* **What is asked**: Pictures do not belong in the copy; quote every entry below exactly.

* **Data in this exercise**:
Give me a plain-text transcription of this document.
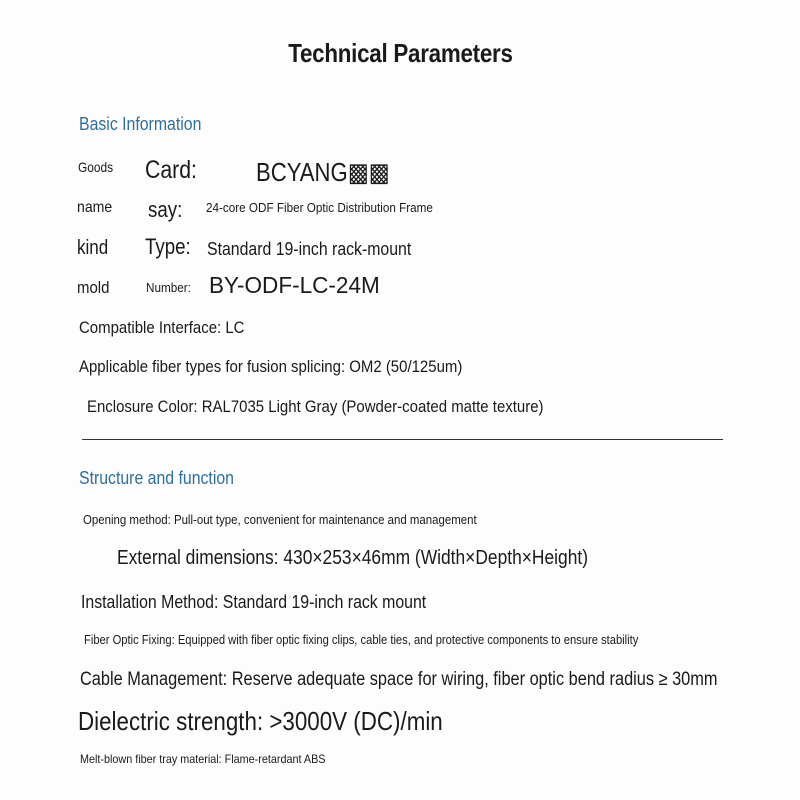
Technical Parameters
Basic Information
Goods Card:	BCYANG▩▩
name say:	24-core ODF Fiber Optic Distribution Frame
kind Type: Standard 19-inch rack-mount
mold	Number: BY-ODF-LC-24M
Compatible Interface: LC
Applicable fiber types for fusion splicing: OM2 (50/125um)
Enclosure Color: RAL7035 Light Gray (Powder-coated matte texture)
Structure and function
Opening method: Pull-out type, convenient for maintenance and management
External dimensions: 430×253×46mm (Width×Depth×Height)
Installation Method: Standard 19-inch rack mount
Fiber Optic Fixing: Equipped with fiber optic fixing clips, cable ties, and protective components to ensure stability
Cable Management: Reserve adequate space for wiring, fiber optic bend radius ≥ 30mm
Dielectric strength: >3000V (DC)/min
Melt-blown fiber tray material: Flame-retardant ABS
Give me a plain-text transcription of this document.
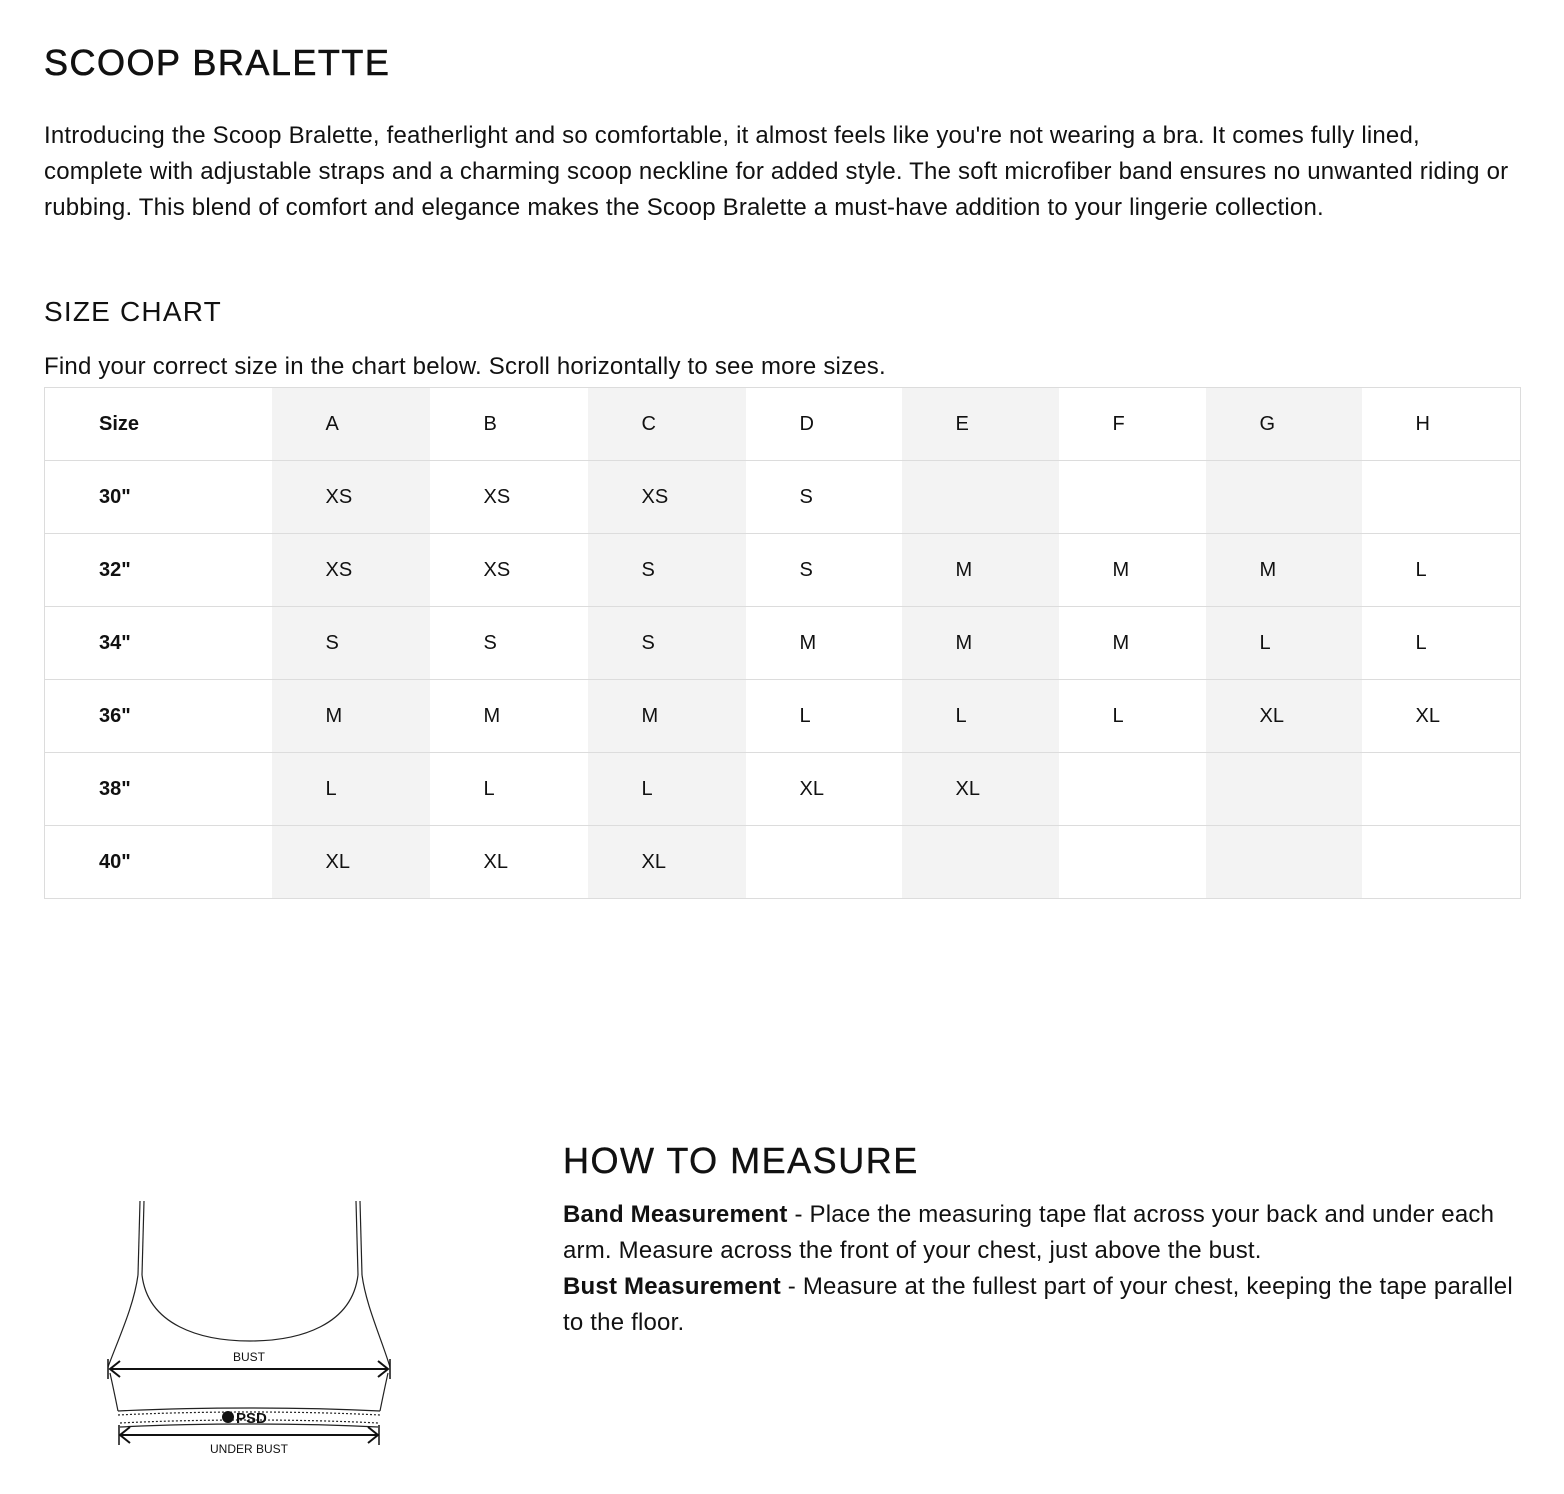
SCOOP BRALETTE

Introducing the Scoop Bralette, featherlight and so comfortable, it almost feels like you're not wearing a bra. It comes fully lined, complete with adjustable straps and a charming scoop neckline for added style. The soft microfiber band ensures no unwanted riding or rubbing. This blend of comfort and elegance makes the Scoop Bralette a must-have addition to your lingerie collection.

SIZE CHART

Find your correct size in the chart below. Scroll horizontally to see more sizes.

Size	A	B	C	D	E	F	G	H
30"	XS	XS	XS	S				
32"	XS	XS	S	S	M	M	M	L
34"	S	S	S	M	M	M	L	L
36"	M	M	M	L	L	L	XL	XL
38"	L	L	L	XL	XL			
40"	XL	XL	XL					
BUST
PSD
UNDER BUST
HOW TO MEASURE

Band Measurement - Place the measuring tape flat across your back and under each arm. Measure across the front of your chest, just above the bust.
Bust Measurement - Measure at the fullest part of your chest, keeping the tape parallel to the floor.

* **Output of the task**:
Give me a plain-text transcription of this document.
Technical Parameters
Basic Information
Goods Card:	BCYANG▩▩
name say:	24-core ODF Fiber Optic Distribution Frame
kind Type: Standard 19-inch rack-mount
mold	Number: BY-ODF-LC-24M
Compatible Interface: LC
Applicable fiber types for fusion splicing: OM2 (50/125um)
Enclosure Color: RAL7035 Light Gray (Powder-coated matte texture)
Structure and function
Opening method: Pull-out type, convenient for maintenance and management
External dimensions: 430×253×46mm (Width×Depth×Height)
Installation Method: Standard 19-inch rack mount
Fiber Optic Fixing: Equipped with fiber optic fixing clips, cable ties, and protective components to ensure stability
Cable Management: Reserve adequate space for wiring, fiber optic bend radius ≥ 30mm
Dielectric strength: >3000V (DC)/min
Melt-blown fiber tray material: Flame-retardant ABS
Give me a plain-text transcription of this document.
SCOOP BRALETTE

Introducing the Scoop Bralette, featherlight and so comfortable, it almost feels like you're not wearing a bra. It comes fully lined, complete with adjustable straps and a charming scoop neckline for added style. The soft microfiber band ensures no unwanted riding or rubbing. This blend of comfort and elegance makes the Scoop Bralette a must-have addition to your lingerie collection.

SIZE CHART

Find your correct size in the chart below. Scroll horizontally to see more sizes.

Size	A	B	C	D	E	F	G	H
30"	XS	XS	XS	S				
32"	XS	XS	S	S	M	M	M	L
34"	S	S	S	M	M	M	L	L
36"	M	M	M	L	L	L	XL	XL
38"	L	L	L	XL	XL			
40"	XL	XL	XL					
BUST
PSD
UNDER BUST
HOW TO MEASURE

Band Measurement - Place the measuring tape flat across your back and under each arm. Measure across the front of your chest, just above the bust.
Bust Measurement - Measure at the fullest part of your chest, keeping the tape parallel to the floor.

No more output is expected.